**Records from a dataset:**

::::::::::

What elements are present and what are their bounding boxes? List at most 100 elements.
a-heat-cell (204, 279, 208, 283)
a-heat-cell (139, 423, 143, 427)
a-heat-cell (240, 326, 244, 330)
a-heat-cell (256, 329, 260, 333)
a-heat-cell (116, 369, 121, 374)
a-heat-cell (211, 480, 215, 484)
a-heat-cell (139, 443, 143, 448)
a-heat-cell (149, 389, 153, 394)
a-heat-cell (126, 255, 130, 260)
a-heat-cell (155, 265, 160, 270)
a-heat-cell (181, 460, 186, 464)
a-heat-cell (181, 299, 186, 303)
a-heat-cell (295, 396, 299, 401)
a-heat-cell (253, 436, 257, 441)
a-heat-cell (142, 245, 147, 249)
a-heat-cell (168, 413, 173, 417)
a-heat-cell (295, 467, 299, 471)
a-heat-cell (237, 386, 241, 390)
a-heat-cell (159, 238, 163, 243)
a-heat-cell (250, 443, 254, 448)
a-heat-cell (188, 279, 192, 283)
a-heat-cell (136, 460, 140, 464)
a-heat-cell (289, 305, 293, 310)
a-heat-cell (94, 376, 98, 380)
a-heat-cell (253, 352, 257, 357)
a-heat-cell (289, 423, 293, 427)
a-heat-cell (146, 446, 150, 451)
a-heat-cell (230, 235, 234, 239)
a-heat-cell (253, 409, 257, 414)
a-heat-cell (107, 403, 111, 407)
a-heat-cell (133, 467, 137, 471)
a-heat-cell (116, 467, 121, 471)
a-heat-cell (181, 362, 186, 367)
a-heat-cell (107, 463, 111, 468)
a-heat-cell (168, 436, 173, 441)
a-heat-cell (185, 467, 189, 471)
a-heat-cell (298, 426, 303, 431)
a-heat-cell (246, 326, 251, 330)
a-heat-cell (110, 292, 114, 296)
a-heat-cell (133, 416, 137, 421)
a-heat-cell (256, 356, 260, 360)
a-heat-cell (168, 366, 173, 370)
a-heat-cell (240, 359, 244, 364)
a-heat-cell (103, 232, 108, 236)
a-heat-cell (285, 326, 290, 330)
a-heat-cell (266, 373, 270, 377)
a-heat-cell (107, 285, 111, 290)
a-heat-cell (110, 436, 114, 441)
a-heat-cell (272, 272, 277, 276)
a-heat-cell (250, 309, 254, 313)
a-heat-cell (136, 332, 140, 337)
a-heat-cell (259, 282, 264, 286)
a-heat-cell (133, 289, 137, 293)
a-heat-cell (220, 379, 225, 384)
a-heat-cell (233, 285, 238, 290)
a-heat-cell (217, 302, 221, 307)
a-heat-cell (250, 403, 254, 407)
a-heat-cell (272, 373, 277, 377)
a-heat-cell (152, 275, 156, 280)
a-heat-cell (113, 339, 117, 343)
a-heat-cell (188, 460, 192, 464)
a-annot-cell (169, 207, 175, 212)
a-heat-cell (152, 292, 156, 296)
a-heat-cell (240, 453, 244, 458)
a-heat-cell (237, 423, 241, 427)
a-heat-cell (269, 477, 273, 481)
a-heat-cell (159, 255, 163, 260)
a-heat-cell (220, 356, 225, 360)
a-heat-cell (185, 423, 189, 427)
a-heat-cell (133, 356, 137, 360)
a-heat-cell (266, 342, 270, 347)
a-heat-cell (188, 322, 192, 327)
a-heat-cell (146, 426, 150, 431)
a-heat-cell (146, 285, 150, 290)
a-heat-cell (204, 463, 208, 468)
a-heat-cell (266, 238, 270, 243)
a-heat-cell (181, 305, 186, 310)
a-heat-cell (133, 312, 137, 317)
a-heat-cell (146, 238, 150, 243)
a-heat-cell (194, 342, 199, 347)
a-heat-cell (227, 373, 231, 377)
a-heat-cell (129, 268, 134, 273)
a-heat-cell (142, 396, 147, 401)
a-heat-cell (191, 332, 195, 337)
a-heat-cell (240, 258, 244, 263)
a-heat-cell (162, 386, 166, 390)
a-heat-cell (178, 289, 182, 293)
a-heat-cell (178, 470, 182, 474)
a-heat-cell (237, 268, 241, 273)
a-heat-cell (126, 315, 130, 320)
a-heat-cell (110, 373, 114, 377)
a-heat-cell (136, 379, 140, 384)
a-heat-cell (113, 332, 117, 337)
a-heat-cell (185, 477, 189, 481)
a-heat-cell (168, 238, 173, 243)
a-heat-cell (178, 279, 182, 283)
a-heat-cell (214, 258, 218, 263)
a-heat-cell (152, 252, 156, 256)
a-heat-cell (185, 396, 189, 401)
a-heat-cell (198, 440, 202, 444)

::::::::::

Arrange each line of the material above as a Markdown table with two columns, Row and Line. Number the rows in order and omit any blank lines.

| Row | Line |
|---|---|
| 1 | What elements are present and what are their bounding boxes? List at most 100 elements. |
| 2 | a-heat-cell (204, 279, 208, 283) |
| 3 | a-heat-cell (139, 423, 143, 427) |
| 4 | a-heat-cell (240, 326, 244, 330) |
| 5 | a-heat-cell (256, 329, 260, 333) |
| 6 | a-heat-cell (116, 369, 121, 374) |
| 7 | a-heat-cell (211, 480, 215, 484) |
| 8 | a-heat-cell (139, 443, 143, 448) |
| 9 | a-heat-cell (149, 389, 153, 394) |
| 10 | a-heat-cell (126, 255, 130, 260) |
| 11 | a-heat-cell (155, 265, 160, 270) |
| 12 | a-heat-cell (181, 460, 186, 464) |
| 13 | a-heat-cell (181, 299, 186, 303) |
| 14 | a-heat-cell (295, 396, 299, 401) |
| 15 | a-heat-cell (253, 436, 257, 441) |
| 16 | a-heat-cell (142, 245, 147, 249) |
| 17 | a-heat-cell (168, 413, 173, 417) |
| 18 | a-heat-cell (295, 467, 299, 471) |
| 19 | a-heat-cell (237, 386, 241, 390) |
| 20 | a-heat-cell (159, 238, 163, 243) |
| 21 | a-heat-cell (250, 443, 254, 448) |
| 22 | a-heat-cell (188, 279, 192, 283) |
| 23 | a-heat-cell (136, 460, 140, 464) |
| 24 | a-heat-cell (289, 305, 293, 310) |
| 25 | a-heat-cell (94, 376, 98, 380) |
| 26 | a-heat-cell (253, 352, 257, 357) |
| 27 | a-heat-cell (289, 423, 293, 427) |
| 28 | a-heat-cell (146, 446, 150, 451) |
| 29 | a-heat-cell (230, 235, 234, 239) |
| 30 | a-heat-cell (253, 409, 257, 414) |
| 31 | a-heat-cell (107, 403, 111, 407) |
| 32 | a-heat-cell (133, 467, 137, 471) |
| 33 | a-heat-cell (116, 467, 121, 471) |
| 34 | a-heat-cell (181, 362, 186, 367) |
| 35 | a-heat-cell (107, 463, 111, 468) |
| 36 | a-heat-cell (168, 436, 173, 441) |
| 37 | a-heat-cell (185, 467, 189, 471) |
| 38 | a-heat-cell (298, 426, 303, 431) |
| 39 | a-heat-cell (246, 326, 251, 330) |
| 40 | a-heat-cell (110, 292, 114, 296) |
| 41 | a-heat-cell (133, 416, 137, 421) |
| 42 | a-heat-cell (256, 356, 260, 360) |
| 43 | a-heat-cell (168, 366, 173, 370) |
| 44 | a-heat-cell (240, 359, 244, 364) |
| 45 | a-heat-cell (103, 232, 108, 236) |
| 46 | a-heat-cell (285, 326, 290, 330) |
| 47 | a-heat-cell (266, 373, 270, 377) |
| 48 | a-heat-cell (107, 285, 111, 290) |
| 49 | a-heat-cell (110, 436, 114, 441) |
| 50 | a-heat-cell (272, 272, 277, 276) |
| 51 | a-heat-cell (250, 309, 254, 313) |
| 52 | a-heat-cell (136, 332, 140, 337) |
| 53 | a-heat-cell (259, 282, 264, 286) |
| 54 | a-heat-cell (133, 289, 137, 293) |
| 55 | a-heat-cell (220, 379, 225, 384) |
| 56 | a-heat-cell (233, 285, 238, 290) |
| 57 | a-heat-cell (217, 302, 221, 307) |
| 58 | a-heat-cell (250, 403, 254, 407) |
| 59 | a-heat-cell (272, 373, 277, 377) |
| 60 | a-heat-cell (152, 275, 156, 280) |
| 61 | a-heat-cell (113, 339, 117, 343) |
| 62 | a-heat-cell (188, 460, 192, 464) |
| 63 | a-annot-cell (169, 207, 175, 212) |
| 64 | a-heat-cell (152, 292, 156, 296) |
| 65 | a-heat-cell (240, 453, 244, 458) |
| 66 | a-heat-cell (237, 423, 241, 427) |
| 67 | a-heat-cell (269, 477, 273, 481) |
| 68 | a-heat-cell (159, 255, 163, 260) |
| 69 | a-heat-cell (220, 356, 225, 360) |
| 70 | a-heat-cell (185, 423, 189, 427) |
| 71 | a-heat-cell (133, 356, 137, 360) |
| 72 | a-heat-cell (266, 342, 270, 347) |
| 73 | a-heat-cell (188, 322, 192, 327) |
| 74 | a-heat-cell (146, 426, 150, 431) |
| 75 | a-heat-cell (146, 285, 150, 290) |
| 76 | a-heat-cell (204, 463, 208, 468) |
| 77 | a-heat-cell (266, 238, 270, 243) |
| 78 | a-heat-cell (181, 305, 186, 310) |
| 79 | a-heat-cell (133, 312, 137, 317) |
| 80 | a-heat-cell (146, 238, 150, 243) |
| 81 | a-heat-cell (194, 342, 199, 347) |
| 82 | a-heat-cell (227, 373, 231, 377) |
| 83 | a-heat-cell (129, 268, 134, 273) |
| 84 | a-heat-cell (142, 396, 147, 401) |
| 85 | a-heat-cell (191, 332, 195, 337) |
| 86 | a-heat-cell (240, 258, 244, 263) |
| 87 | a-heat-cell (162, 386, 166, 390) |
| 88 | a-heat-cell (178, 289, 182, 293) |
| 89 | a-heat-cell (178, 470, 182, 474) |
| 90 | a-heat-cell (237, 268, 241, 273) |
| 91 | a-heat-cell (126, 315, 130, 320) |
| 92 | a-heat-cell (110, 373, 114, 377) |
| 93 | a-heat-cell (136, 379, 140, 384) |
| 94 | a-heat-cell (113, 332, 117, 337) |
| 95 | a-heat-cell (185, 477, 189, 481) |
| 96 | a-heat-cell (168, 238, 173, 243) |
| 97 | a-heat-cell (178, 279, 182, 283) |
| 98 | a-heat-cell (214, 258, 218, 263) |
| 99 | a-heat-cell (152, 252, 156, 256) |
| 100 | a-heat-cell (185, 396, 189, 401) |
| 101 | a-heat-cell (198, 440, 202, 444) |